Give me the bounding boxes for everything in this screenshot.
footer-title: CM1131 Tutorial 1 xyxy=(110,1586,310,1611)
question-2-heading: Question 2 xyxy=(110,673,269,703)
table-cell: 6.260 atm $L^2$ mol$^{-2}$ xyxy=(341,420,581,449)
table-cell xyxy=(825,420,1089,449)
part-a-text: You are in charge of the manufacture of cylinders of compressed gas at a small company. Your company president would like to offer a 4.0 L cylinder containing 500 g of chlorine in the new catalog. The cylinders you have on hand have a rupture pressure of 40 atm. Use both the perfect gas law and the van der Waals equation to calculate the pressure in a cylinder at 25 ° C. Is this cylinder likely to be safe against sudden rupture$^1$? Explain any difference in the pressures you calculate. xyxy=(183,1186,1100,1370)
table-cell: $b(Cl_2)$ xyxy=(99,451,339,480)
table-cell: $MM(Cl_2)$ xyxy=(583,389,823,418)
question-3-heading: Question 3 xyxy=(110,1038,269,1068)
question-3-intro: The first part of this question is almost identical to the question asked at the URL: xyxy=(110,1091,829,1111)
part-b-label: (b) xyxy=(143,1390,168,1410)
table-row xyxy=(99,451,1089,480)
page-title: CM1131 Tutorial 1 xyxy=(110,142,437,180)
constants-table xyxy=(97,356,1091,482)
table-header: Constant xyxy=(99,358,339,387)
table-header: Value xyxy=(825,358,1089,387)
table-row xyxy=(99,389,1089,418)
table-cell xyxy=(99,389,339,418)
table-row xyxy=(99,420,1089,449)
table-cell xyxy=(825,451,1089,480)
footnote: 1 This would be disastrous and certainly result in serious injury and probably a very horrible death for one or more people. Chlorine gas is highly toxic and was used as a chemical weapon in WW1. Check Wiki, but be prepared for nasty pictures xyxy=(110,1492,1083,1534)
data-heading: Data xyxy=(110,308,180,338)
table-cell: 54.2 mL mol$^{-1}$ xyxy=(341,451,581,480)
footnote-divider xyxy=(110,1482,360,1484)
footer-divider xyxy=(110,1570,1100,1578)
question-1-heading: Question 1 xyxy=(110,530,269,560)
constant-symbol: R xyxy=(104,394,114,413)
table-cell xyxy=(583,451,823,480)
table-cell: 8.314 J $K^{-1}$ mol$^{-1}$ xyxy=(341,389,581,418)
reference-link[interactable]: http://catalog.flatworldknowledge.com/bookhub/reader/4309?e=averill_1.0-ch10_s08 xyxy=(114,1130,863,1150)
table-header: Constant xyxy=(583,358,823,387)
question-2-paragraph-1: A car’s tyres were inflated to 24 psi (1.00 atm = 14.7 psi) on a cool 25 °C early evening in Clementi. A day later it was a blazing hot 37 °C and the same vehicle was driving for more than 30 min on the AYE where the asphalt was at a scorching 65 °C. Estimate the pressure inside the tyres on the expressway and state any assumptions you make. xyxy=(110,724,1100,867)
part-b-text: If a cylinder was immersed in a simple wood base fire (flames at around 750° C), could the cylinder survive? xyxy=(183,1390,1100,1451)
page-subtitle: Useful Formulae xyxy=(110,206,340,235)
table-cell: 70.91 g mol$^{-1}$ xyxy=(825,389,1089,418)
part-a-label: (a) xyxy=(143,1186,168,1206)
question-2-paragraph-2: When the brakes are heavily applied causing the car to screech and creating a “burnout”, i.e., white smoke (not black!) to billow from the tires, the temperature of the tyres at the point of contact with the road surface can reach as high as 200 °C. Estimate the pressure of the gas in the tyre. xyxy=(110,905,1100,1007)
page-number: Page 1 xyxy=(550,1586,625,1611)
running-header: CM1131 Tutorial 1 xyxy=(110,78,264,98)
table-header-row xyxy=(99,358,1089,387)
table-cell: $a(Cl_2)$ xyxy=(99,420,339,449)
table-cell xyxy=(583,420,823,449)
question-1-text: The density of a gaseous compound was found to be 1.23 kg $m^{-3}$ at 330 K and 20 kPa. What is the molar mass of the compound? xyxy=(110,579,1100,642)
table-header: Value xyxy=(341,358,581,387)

* _Instructions to follow_: Please copy every line of the data above word for word, leaving each one unchanged.

* _Full output_:
Give me the bounding boxes for everything in this screenshot.
footer-title: CM1131 Tutorial 1 xyxy=(110,1586,310,1611)
question-2-heading: Question 2 xyxy=(110,673,269,703)
table-cell: 6.260 atm $L^2$ mol$^{-2}$ xyxy=(341,420,581,449)
table-cell xyxy=(825,420,1089,449)
part-a-text: You are in charge of the manufacture of cylinders of compressed gas at a small company. Your company president would like to offer a 4.0 L cylinder containing 500 g of chlorine in the new catalog. The cylinders you have on hand have a rupture pressure of 40 atm. Use both the perfect gas law and the van der Waals equation to calculate the pressure in a cylinder at 25 ° C. Is this cylinder likely to be safe against sudden rupture$^1$? Explain any difference in the pressures you calculate. xyxy=(183,1186,1100,1370)
table-cell: $b(Cl_2)$ xyxy=(99,451,339,480)
table-cell: $MM(Cl_2)$ xyxy=(583,389,823,418)
question-3-heading: Question 3 xyxy=(110,1038,269,1068)
question-3-intro: The first part of this question is almost identical to the question asked at the URL: xyxy=(110,1091,829,1111)
part-b-label: (b) xyxy=(143,1390,168,1410)
table-row xyxy=(99,451,1089,480)
page-title: CM1131 Tutorial 1 xyxy=(110,142,437,180)
constants-table xyxy=(97,356,1091,482)
table-header: Constant xyxy=(99,358,339,387)
table-header: Value xyxy=(825,358,1089,387)
table-row xyxy=(99,389,1089,418)
table-cell xyxy=(99,389,339,418)
table-row xyxy=(99,420,1089,449)
table-cell xyxy=(825,451,1089,480)
footnote: 1 This would be disastrous and certainly result in serious injury and probably a very horrible death for one or more people. Chlorine gas is highly toxic and was used as a chemical weapon in WW1. Check Wiki, but be prepared for nasty pictures xyxy=(110,1492,1083,1534)
data-heading: Data xyxy=(110,308,180,338)
table-cell: 54.2 mL mol$^{-1}$ xyxy=(341,451,581,480)
footnote-divider xyxy=(110,1482,360,1484)
footer-divider xyxy=(110,1570,1100,1578)
question-1-heading: Question 1 xyxy=(110,530,269,560)
constant-symbol: R xyxy=(104,394,114,413)
table-cell xyxy=(583,451,823,480)
table-cell: 8.314 J $K^{-1}$ mol$^{-1}$ xyxy=(341,389,581,418)
reference-link[interactable]: http://catalog.flatworldknowledge.com/bookhub/reader/4309?e=averill_1.0-ch10_s08 xyxy=(114,1130,863,1150)
table-header: Constant xyxy=(583,358,823,387)
question-2-paragraph-1: A car’s tyres were inflated to 24 psi (1.00 atm = 14.7 psi) on a cool 25 °C early evening in Clementi. A day later it was a blazing hot 37 °C and the same vehicle was driving for more than 30 min on the AYE where the asphalt was at a scorching 65 °C. Estimate the pressure inside the tyres on the expressway and state any assumptions you make. xyxy=(110,724,1100,867)
part-b-text: If a cylinder was immersed in a simple wood base fire (flames at around 750° C), could the cylinder survive? xyxy=(183,1390,1100,1451)
page-subtitle: Useful Formulae xyxy=(110,206,340,235)
table-cell: 70.91 g mol$^{-1}$ xyxy=(825,389,1089,418)
part-a-label: (a) xyxy=(143,1186,168,1206)
question-2-paragraph-2: When the brakes are heavily applied causing the car to screech and creating a “burnout”, i.e., white smoke (not black!) to billow from the tires, the temperature of the tyres at the point of contact with the road surface can reach as high as 200 °C. Estimate the pressure of the gas in the tyre. xyxy=(110,905,1100,1007)
page-number: Page 1 xyxy=(550,1586,625,1611)
running-header: CM1131 Tutorial 1 xyxy=(110,78,264,98)
table-header-row xyxy=(99,358,1089,387)
table-cell: $a(Cl_2)$ xyxy=(99,420,339,449)
table-cell xyxy=(583,420,823,449)
question-1-text: The density of a gaseous compound was found to be 1.23 kg $m^{-3}$ at 330 K and 20 kPa. What is the molar mass of the compound? xyxy=(110,579,1100,642)
table-header: Value xyxy=(341,358,581,387)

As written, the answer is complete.